> **Aim of the task**: From the listing below, pick out each line with the word "dotted".
:::
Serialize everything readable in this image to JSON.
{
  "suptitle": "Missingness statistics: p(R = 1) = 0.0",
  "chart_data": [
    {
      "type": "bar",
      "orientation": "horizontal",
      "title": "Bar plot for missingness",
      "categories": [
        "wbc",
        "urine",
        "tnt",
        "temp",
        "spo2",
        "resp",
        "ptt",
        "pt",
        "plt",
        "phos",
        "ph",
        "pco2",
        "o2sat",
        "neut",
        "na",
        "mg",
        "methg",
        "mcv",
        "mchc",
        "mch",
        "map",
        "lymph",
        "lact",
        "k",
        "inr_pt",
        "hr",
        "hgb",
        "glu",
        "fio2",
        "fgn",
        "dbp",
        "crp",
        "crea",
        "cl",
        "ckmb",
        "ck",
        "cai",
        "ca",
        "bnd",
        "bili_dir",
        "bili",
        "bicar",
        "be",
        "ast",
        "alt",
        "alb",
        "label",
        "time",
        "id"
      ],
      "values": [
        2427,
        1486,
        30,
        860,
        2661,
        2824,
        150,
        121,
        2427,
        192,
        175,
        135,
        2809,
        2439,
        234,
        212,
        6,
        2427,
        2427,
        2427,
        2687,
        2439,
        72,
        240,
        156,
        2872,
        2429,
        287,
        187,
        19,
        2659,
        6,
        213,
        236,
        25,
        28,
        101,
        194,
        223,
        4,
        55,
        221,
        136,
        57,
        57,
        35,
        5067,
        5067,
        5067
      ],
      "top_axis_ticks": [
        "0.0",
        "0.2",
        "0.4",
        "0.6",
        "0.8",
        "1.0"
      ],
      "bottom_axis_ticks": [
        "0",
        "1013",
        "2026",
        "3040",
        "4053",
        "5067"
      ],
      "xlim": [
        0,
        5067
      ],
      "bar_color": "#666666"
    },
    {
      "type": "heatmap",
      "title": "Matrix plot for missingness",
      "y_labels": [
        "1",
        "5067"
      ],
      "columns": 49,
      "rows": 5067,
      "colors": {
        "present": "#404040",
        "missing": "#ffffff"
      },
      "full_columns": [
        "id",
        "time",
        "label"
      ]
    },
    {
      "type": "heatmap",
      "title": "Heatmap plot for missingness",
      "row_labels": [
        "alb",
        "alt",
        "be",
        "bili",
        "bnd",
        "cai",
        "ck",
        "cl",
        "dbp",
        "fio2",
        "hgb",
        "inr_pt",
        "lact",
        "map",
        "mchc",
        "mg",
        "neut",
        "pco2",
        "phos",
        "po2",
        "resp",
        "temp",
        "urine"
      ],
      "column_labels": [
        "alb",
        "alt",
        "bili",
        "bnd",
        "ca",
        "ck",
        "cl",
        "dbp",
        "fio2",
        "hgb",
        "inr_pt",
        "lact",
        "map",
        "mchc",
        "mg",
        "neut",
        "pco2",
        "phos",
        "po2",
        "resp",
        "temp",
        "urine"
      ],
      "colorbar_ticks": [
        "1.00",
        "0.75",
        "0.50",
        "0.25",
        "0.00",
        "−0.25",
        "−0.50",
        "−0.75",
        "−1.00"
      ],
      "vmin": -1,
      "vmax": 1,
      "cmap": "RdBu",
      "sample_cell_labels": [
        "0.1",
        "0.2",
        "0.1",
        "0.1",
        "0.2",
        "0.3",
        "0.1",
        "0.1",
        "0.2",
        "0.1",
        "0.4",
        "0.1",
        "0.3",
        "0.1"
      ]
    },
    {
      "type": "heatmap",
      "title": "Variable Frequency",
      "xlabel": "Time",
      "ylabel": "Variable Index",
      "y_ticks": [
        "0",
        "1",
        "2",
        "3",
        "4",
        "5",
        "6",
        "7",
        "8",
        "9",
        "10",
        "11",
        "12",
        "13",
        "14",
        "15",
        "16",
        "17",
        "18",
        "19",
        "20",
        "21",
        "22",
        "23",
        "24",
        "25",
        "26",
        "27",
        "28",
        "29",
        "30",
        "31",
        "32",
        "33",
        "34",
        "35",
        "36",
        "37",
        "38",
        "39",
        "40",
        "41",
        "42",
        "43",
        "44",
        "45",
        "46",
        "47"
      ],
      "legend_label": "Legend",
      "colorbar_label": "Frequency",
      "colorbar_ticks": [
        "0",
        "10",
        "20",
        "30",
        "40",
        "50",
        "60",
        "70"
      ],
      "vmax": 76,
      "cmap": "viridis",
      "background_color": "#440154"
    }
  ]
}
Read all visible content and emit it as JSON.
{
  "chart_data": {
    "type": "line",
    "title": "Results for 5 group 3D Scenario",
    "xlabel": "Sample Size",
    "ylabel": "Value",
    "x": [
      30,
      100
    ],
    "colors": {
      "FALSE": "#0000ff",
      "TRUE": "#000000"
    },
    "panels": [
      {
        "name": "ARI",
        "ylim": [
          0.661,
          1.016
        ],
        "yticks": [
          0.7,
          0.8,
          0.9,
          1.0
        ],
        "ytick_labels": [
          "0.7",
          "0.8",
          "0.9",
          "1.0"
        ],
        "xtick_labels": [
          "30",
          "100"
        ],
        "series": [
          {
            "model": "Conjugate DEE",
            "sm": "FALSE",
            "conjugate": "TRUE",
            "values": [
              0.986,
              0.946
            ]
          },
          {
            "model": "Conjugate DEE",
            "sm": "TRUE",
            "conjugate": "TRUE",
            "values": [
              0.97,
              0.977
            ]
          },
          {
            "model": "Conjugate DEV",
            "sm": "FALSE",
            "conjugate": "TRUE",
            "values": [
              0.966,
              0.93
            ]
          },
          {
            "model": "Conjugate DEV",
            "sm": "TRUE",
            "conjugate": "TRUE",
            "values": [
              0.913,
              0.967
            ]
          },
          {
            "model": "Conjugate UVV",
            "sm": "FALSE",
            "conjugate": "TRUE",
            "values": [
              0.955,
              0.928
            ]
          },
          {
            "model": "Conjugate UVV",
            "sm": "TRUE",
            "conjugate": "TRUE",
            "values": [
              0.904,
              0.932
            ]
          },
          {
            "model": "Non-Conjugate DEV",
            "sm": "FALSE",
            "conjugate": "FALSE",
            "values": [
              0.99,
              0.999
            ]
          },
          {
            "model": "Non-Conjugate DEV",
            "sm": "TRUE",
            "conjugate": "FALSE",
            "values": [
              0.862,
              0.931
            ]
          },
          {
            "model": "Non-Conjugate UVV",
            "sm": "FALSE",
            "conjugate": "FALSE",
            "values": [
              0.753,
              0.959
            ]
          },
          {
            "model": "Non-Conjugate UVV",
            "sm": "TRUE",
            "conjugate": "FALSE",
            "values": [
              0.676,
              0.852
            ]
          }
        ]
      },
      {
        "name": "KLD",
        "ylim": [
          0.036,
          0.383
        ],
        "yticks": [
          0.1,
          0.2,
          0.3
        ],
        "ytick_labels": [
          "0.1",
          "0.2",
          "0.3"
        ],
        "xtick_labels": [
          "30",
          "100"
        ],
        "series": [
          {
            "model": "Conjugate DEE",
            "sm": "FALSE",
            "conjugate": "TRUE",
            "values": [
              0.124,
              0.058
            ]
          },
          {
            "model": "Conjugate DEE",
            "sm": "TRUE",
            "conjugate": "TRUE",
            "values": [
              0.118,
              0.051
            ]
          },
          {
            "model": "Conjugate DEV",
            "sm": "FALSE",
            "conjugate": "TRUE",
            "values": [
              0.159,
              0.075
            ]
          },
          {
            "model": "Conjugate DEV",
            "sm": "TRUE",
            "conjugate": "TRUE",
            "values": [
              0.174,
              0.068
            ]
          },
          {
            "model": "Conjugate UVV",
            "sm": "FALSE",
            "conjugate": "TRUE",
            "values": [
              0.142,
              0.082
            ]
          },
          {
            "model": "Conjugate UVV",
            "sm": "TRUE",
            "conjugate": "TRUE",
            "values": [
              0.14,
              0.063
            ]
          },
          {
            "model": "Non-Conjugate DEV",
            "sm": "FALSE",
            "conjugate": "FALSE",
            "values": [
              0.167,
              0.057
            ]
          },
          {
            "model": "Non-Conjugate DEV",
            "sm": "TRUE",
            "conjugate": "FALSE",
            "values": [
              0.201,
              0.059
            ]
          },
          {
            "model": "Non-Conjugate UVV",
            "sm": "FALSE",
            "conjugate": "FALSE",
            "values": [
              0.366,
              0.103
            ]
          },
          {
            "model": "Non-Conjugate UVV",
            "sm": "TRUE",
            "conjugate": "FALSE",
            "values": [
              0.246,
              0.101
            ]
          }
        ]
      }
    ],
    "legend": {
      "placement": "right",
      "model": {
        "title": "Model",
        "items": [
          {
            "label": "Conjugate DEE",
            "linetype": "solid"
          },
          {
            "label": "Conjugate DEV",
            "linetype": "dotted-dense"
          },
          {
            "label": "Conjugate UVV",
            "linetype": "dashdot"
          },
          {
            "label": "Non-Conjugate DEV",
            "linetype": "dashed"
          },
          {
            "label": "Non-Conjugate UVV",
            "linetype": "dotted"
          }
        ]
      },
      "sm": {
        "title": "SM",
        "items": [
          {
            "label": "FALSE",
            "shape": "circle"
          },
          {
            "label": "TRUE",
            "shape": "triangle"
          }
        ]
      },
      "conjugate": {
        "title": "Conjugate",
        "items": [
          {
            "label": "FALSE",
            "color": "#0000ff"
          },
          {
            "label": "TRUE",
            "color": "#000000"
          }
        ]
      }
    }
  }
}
:::
> **Solution for this problem**:
            "linetype": "dotted-dense"
            "linetype": "dotted"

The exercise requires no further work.